**Given task**.
Repeat the whole of the data, keeping every detail the same.

[begin Input material]

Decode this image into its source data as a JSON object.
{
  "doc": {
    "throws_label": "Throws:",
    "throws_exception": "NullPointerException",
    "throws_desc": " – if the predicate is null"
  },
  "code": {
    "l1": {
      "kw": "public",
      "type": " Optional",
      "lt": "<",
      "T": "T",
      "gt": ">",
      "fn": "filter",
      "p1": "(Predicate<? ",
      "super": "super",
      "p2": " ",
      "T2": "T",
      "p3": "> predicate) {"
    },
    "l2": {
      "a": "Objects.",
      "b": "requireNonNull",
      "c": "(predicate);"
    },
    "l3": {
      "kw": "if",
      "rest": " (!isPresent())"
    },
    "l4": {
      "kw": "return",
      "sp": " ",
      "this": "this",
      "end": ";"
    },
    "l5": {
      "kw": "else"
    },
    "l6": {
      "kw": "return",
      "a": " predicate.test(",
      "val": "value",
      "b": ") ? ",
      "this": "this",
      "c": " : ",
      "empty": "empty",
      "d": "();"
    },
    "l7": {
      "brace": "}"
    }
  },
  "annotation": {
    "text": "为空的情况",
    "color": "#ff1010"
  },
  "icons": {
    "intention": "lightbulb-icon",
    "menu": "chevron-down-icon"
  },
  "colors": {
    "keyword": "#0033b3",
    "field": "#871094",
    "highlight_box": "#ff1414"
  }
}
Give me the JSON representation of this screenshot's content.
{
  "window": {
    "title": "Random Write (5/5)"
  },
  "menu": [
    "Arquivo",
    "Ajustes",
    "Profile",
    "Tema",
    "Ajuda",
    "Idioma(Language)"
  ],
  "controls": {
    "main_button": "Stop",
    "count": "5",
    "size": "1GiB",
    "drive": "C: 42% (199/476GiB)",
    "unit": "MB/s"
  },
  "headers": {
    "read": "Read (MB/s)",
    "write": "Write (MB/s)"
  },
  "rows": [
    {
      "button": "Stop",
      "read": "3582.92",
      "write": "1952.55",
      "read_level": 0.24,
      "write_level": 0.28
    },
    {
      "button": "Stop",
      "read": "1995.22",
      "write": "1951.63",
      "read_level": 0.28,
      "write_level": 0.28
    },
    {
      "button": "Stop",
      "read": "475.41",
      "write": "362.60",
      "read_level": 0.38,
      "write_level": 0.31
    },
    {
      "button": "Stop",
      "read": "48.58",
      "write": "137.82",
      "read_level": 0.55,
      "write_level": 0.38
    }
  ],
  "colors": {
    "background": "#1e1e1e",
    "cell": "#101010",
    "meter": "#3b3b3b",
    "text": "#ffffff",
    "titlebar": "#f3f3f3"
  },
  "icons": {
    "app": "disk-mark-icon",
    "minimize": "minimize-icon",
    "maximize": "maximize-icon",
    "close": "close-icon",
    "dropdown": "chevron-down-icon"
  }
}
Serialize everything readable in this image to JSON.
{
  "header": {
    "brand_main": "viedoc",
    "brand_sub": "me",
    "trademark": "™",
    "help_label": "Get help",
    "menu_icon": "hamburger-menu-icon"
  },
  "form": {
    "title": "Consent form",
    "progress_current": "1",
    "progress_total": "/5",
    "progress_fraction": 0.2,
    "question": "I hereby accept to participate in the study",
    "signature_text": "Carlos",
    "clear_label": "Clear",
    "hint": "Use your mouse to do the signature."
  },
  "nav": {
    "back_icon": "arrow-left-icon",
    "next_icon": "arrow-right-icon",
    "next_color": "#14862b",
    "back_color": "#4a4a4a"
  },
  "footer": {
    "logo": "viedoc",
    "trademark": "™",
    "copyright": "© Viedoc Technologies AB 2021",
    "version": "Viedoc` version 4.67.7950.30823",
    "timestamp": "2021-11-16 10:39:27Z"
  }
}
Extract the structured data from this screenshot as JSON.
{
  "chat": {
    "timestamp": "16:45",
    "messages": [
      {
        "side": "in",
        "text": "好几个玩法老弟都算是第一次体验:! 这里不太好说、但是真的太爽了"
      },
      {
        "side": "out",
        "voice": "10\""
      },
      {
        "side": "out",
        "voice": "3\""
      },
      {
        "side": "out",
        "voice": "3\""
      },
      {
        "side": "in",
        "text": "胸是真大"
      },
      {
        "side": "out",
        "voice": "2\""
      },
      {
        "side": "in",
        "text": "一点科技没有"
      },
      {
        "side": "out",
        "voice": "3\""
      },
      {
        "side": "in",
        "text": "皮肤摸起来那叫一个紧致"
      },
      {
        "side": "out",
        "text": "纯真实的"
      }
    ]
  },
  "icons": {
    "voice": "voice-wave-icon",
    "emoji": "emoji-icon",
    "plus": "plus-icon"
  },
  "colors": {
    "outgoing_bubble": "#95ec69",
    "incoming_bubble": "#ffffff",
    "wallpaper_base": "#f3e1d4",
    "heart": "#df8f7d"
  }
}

[end Input material]

**Exercise answer**.
Decode this image into its source data as a JSON object.
{
  "doc": {
    "throws_label": "Throws:",
    "throws_exception": "NullPointerException",
    "throws_desc": " – if the predicate is null"
  },
  "code": {
    "l1": {
      "kw": "public",
      "type": " Optional",
      "lt": "<",
      "T": "T",
      "gt": ">",
      "fn": "filter",
      "p1": "(Predicate<? ",
      "super": "super",
      "p2": " ",
      "T2": "T",
      "p3": "> predicate) {"
    },
    "l2": {
      "a": "Objects.",
      "b": "requireNonNull",
      "c": "(predicate);"
    },
    "l3": {
      "kw": "if",
      "rest": " (!isPresent())"
    },
    "l4": {
      "kw": "return",
      "sp": " ",
      "this": "this",
      "end": ";"
    },
    "l5": {
      "kw": "else"
    },
    "l6": {
      "kw": "return",
      "a": " predicate.test(",
      "val": "value",
      "b": ") ? ",
      "this": "this",
      "c": " : ",
      "empty": "empty",
      "d": "();"
    },
    "l7": {
      "brace": "}"
    }
  },
  "annotation": {
    "text": "为空的情况",
    "color": "#ff1010"
  },
  "icons": {
    "intention": "lightbulb-icon",
    "menu": "chevron-down-icon"
  },
  "colors": {
    "keyword": "#0033b3",
    "field": "#871094",
    "highlight_box": "#ff1414"
  }
}
Give me the JSON representation of this screenshot's content.
{
  "window": {
    "title": "Random Write (5/5)"
  },
  "menu": [
    "Arquivo",
    "Ajustes",
    "Profile",
    "Tema",
    "Ajuda",
    "Idioma(Language)"
  ],
  "controls": {
    "main_button": "Stop",
    "count": "5",
    "size": "1GiB",
    "drive": "C: 42% (199/476GiB)",
    "unit": "MB/s"
  },
  "headers": {
    "read": "Read (MB/s)",
    "write": "Write (MB/s)"
  },
  "rows": [
    {
      "button": "Stop",
      "read": "3582.92",
      "write": "1952.55",
      "read_level": 0.24,
      "write_level": 0.28
    },
    {
      "button": "Stop",
      "read": "1995.22",
      "write": "1951.63",
      "read_level": 0.28,
      "write_level": 0.28
    },
    {
      "button": "Stop",
      "read": "475.41",
      "write": "362.60",
      "read_level": 0.38,
      "write_level": 0.31
    },
    {
      "button": "Stop",
      "read": "48.58",
      "write": "137.82",
      "read_level": 0.55,
      "write_level": 0.38
    }
  ],
  "colors": {
    "background": "#1e1e1e",
    "cell": "#101010",
    "meter": "#3b3b3b",
    "text": "#ffffff",
    "titlebar": "#f3f3f3"
  },
  "icons": {
    "app": "disk-mark-icon",
    "minimize": "minimize-icon",
    "maximize": "maximize-icon",
    "close": "close-icon",
    "dropdown": "chevron-down-icon"
  }
}
Serialize everything readable in this image to JSON.
{
  "header": {
    "brand_main": "viedoc",
    "brand_sub": "me",
    "trademark": "™",
    "help_label": "Get help",
    "menu_icon": "hamburger-menu-icon"
  },
  "form": {
    "title": "Consent form",
    "progress_current": "1",
    "progress_total": "/5",
    "progress_fraction": 0.2,
    "question": "I hereby accept to participate in the study",
    "signature_text": "Carlos",
    "clear_label": "Clear",
    "hint": "Use your mouse to do the signature."
  },
  "nav": {
    "back_icon": "arrow-left-icon",
    "next_icon": "arrow-right-icon",
    "next_color": "#14862b",
    "back_color": "#4a4a4a"
  },
  "footer": {
    "logo": "viedoc",
    "trademark": "™",
    "copyright": "© Viedoc Technologies AB 2021",
    "version": "Viedoc` version 4.67.7950.30823",
    "timestamp": "2021-11-16 10:39:27Z"
  }
}
Extract the structured data from this screenshot as JSON.
{
  "chat": {
    "timestamp": "16:45",
    "messages": [
      {
        "side": "in",
        "text": "好几个玩法老弟都算是第一次体验:! 这里不太好说、但是真的太爽了"
      },
      {
        "side": "out",
        "voice": "10\""
      },
      {
        "side": "out",
        "voice": "3\""
      },
      {
        "side": "out",
        "voice": "3\""
      },
      {
        "side": "in",
        "text": "胸是真大"
      },
      {
        "side": "out",
        "voice": "2\""
      },
      {
        "side": "in",
        "text": "一点科技没有"
      },
      {
        "side": "out",
        "voice": "3\""
      },
      {
        "side": "in",
        "text": "皮肤摸起来那叫一个紧致"
      },
      {
        "side": "out",
        "text": "纯真实的"
      }
    ]
  },
  "icons": {
    "voice": "voice-wave-icon",
    "emoji": "emoji-icon",
    "plus": "plus-icon"
  },
  "colors": {
    "outgoing_bubble": "#95ec69",
    "incoming_bubble": "#ffffff",
    "wallpaper_base": "#f3e1d4",
    "heart": "#df8f7d"
  }
}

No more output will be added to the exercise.